WRITTEN INSTRUCTION -
Count, in the entries below, the lines in which "értékpapírok" occurs. Give the number, nothing more.

SUPPLIED RECORDS -
++++++
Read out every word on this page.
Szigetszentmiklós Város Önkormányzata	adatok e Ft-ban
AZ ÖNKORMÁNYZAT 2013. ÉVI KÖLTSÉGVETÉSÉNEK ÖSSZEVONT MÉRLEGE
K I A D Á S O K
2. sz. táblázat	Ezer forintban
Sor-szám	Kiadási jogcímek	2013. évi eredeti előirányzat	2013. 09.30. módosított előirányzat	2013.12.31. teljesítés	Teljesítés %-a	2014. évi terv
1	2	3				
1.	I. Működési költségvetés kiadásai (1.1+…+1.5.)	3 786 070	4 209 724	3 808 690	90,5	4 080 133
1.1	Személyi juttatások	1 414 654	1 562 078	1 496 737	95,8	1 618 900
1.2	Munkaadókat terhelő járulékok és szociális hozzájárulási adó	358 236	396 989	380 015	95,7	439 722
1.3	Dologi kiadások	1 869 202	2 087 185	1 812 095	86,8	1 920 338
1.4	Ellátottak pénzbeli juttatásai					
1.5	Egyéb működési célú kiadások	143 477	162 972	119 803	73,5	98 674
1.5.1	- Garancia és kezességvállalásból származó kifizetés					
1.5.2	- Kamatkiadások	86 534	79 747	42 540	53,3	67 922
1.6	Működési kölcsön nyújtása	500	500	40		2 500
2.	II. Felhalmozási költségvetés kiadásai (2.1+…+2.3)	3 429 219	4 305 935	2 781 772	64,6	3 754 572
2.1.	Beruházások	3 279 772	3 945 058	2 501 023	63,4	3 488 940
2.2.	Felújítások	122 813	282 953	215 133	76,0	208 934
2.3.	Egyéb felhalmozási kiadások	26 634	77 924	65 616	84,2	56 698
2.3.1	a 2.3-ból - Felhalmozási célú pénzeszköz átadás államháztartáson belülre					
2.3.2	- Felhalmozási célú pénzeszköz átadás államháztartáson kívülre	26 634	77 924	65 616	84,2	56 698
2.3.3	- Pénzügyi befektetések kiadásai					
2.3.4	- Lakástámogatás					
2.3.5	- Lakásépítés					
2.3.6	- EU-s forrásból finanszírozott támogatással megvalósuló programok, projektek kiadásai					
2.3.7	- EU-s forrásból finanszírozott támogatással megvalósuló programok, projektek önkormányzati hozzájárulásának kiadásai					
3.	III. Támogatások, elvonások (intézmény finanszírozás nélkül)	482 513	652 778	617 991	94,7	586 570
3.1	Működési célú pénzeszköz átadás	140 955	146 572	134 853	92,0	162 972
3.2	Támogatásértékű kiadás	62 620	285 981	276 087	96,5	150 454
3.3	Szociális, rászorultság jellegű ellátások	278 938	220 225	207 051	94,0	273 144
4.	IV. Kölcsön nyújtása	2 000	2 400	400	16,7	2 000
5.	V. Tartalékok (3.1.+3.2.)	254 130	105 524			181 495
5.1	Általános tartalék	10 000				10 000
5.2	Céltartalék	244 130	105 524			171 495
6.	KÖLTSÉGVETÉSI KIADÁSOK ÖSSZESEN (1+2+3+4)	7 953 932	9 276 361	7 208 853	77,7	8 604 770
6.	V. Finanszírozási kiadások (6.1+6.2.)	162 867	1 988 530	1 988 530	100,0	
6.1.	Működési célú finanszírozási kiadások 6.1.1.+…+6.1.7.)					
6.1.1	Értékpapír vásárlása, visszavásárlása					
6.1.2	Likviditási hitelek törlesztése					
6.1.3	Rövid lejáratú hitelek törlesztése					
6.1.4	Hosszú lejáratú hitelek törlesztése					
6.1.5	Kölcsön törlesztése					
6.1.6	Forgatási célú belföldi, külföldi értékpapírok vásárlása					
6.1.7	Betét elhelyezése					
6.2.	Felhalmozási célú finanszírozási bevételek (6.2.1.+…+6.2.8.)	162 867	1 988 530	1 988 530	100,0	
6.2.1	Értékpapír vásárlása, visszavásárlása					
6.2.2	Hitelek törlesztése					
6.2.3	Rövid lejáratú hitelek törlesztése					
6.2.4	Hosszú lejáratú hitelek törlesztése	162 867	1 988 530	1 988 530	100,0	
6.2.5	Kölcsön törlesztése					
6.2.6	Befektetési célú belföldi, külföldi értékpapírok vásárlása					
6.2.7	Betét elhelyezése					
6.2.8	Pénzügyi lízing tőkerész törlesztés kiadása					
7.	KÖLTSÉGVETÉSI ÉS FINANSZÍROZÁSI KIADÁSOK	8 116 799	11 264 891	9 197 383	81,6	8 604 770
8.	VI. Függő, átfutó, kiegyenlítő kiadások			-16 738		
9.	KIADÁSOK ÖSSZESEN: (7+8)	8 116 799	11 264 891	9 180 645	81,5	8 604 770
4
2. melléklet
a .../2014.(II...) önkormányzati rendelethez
++++++
FINISHED TASK -
2